** Start of Exercise inputs **

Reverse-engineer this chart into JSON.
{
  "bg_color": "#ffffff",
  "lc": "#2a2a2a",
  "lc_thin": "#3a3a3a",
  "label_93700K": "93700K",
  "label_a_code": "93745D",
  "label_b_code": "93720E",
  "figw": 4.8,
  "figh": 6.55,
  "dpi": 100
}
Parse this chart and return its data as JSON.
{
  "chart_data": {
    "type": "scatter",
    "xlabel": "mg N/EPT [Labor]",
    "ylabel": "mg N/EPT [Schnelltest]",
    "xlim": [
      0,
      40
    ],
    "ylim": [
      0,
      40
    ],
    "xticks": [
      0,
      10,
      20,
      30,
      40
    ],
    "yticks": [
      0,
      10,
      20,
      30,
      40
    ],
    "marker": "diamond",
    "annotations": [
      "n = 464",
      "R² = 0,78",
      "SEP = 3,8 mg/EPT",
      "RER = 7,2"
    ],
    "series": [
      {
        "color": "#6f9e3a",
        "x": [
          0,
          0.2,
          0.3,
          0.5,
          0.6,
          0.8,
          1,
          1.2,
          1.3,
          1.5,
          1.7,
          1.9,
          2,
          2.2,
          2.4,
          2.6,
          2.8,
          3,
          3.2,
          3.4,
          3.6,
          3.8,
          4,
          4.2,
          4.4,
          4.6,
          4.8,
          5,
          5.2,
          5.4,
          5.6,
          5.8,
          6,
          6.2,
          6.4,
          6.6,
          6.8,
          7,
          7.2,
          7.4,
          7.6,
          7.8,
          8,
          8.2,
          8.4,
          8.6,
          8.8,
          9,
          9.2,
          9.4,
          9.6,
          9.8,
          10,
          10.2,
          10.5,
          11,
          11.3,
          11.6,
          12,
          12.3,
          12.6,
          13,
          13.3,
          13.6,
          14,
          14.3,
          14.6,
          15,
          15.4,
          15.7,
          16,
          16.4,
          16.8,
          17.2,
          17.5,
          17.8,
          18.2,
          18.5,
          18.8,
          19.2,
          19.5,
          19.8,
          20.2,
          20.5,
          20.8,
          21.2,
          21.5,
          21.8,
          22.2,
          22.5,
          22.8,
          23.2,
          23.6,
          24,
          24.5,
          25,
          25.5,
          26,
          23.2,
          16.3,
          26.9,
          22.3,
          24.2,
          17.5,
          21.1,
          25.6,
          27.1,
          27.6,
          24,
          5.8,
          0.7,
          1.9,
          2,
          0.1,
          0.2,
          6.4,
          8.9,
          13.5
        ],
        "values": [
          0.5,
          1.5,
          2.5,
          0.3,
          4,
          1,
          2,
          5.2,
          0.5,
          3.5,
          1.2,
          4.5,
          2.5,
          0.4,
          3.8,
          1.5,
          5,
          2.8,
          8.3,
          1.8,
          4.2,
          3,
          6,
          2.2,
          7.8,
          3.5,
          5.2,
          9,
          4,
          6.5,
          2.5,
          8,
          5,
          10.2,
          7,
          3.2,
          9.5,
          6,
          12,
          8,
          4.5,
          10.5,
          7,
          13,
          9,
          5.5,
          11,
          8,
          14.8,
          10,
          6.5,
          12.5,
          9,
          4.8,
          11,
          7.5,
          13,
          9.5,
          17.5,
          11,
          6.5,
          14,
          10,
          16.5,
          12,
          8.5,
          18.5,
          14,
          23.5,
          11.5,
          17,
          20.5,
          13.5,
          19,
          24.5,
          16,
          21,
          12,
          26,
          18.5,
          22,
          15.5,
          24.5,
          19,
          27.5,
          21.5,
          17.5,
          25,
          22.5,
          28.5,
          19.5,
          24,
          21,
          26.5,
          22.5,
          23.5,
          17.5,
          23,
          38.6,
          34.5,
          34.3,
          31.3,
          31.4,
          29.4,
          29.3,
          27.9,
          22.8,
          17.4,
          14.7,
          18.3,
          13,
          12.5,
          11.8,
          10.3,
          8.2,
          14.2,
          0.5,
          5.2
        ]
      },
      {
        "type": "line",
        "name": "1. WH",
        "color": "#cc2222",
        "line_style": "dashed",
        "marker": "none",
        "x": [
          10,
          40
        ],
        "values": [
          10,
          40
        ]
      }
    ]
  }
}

** End of Exercise inputs **

Task instructions — Your task is to repeat the data exactly, with nothing left out.

Response —
Reverse-engineer this chart into JSON.
{
  "bg_color": "#ffffff",
  "lc": "#2a2a2a",
  "lc_thin": "#3a3a3a",
  "label_93700K": "93700K",
  "label_a_code": "93745D",
  "label_b_code": "93720E",
  "figw": 4.8,
  "figh": 6.55,
  "dpi": 100
}
Parse this chart and return its data as JSON.
{
  "chart_data": {
    "type": "scatter",
    "xlabel": "mg N/EPT [Labor]",
    "ylabel": "mg N/EPT [Schnelltest]",
    "xlim": [
      0,
      40
    ],
    "ylim": [
      0,
      40
    ],
    "xticks": [
      0,
      10,
      20,
      30,
      40
    ],
    "yticks": [
      0,
      10,
      20,
      30,
      40
    ],
    "marker": "diamond",
    "annotations": [
      "n = 464",
      "R² = 0,78",
      "SEP = 3,8 mg/EPT",
      "RER = 7,2"
    ],
    "series": [
      {
        "color": "#6f9e3a",
        "x": [
          0,
          0.2,
          0.3,
          0.5,
          0.6,
          0.8,
          1,
          1.2,
          1.3,
          1.5,
          1.7,
          1.9,
          2,
          2.2,
          2.4,
          2.6,
          2.8,
          3,
          3.2,
          3.4,
          3.6,
          3.8,
          4,
          4.2,
          4.4,
          4.6,
          4.8,
          5,
          5.2,
          5.4,
          5.6,
          5.8,
          6,
          6.2,
          6.4,
          6.6,
          6.8,
          7,
          7.2,
          7.4,
          7.6,
          7.8,
          8,
          8.2,
          8.4,
          8.6,
          8.8,
          9,
          9.2,
          9.4,
          9.6,
          9.8,
          10,
          10.2,
          10.5,
          11,
          11.3,
          11.6,
          12,
          12.3,
          12.6,
          13,
          13.3,
          13.6,
          14,
          14.3,
          14.6,
          15,
          15.4,
          15.7,
          16,
          16.4,
          16.8,
          17.2,
          17.5,
          17.8,
          18.2,
          18.5,
          18.8,
          19.2,
          19.5,
          19.8,
          20.2,
          20.5,
          20.8,
          21.2,
          21.5,
          21.8,
          22.2,
          22.5,
          22.8,
          23.2,
          23.6,
          24,
          24.5,
          25,
          25.5,
          26,
          23.2,
          16.3,
          26.9,
          22.3,
          24.2,
          17.5,
          21.1,
          25.6,
          27.1,
          27.6,
          24,
          5.8,
          0.7,
          1.9,
          2,
          0.1,
          0.2,
          6.4,
          8.9,
          13.5
        ],
        "values": [
          0.5,
          1.5,
          2.5,
          0.3,
          4,
          1,
          2,
          5.2,
          0.5,
          3.5,
          1.2,
          4.5,
          2.5,
          0.4,
          3.8,
          1.5,
          5,
          2.8,
          8.3,
          1.8,
          4.2,
          3,
          6,
          2.2,
          7.8,
          3.5,
          5.2,
          9,
          4,
          6.5,
          2.5,
          8,
          5,
          10.2,
          7,
          3.2,
          9.5,
          6,
          12,
          8,
          4.5,
          10.5,
          7,
          13,
          9,
          5.5,
          11,
          8,
          14.8,
          10,
          6.5,
          12.5,
          9,
          4.8,
          11,
          7.5,
          13,
          9.5,
          17.5,
          11,
          6.5,
          14,
          10,
          16.5,
          12,
          8.5,
          18.5,
          14,
          23.5,
          11.5,
          17,
          20.5,
          13.5,
          19,
          24.5,
          16,
          21,
          12,
          26,
          18.5,
          22,
          15.5,
          24.5,
          19,
          27.5,
          21.5,
          17.5,
          25,
          22.5,
          28.5,
          19.5,
          24,
          21,
          26.5,
          22.5,
          23.5,
          17.5,
          23,
          38.6,
          34.5,
          34.3,
          31.3,
          31.4,
          29.4,
          29.3,
          27.9,
          22.8,
          17.4,
          14.7,
          18.3,
          13,
          12.5,
          11.8,
          10.3,
          8.2,
          14.2,
          0.5,
          5.2
        ]
      },
      {
        "type": "line",
        "name": "1. WH",
        "color": "#cc2222",
        "line_style": "dashed",
        "marker": "none",
        "x": [
          10,
          40
        ],
        "values": [
          10,
          40
        ]
      }
    ]
  }
}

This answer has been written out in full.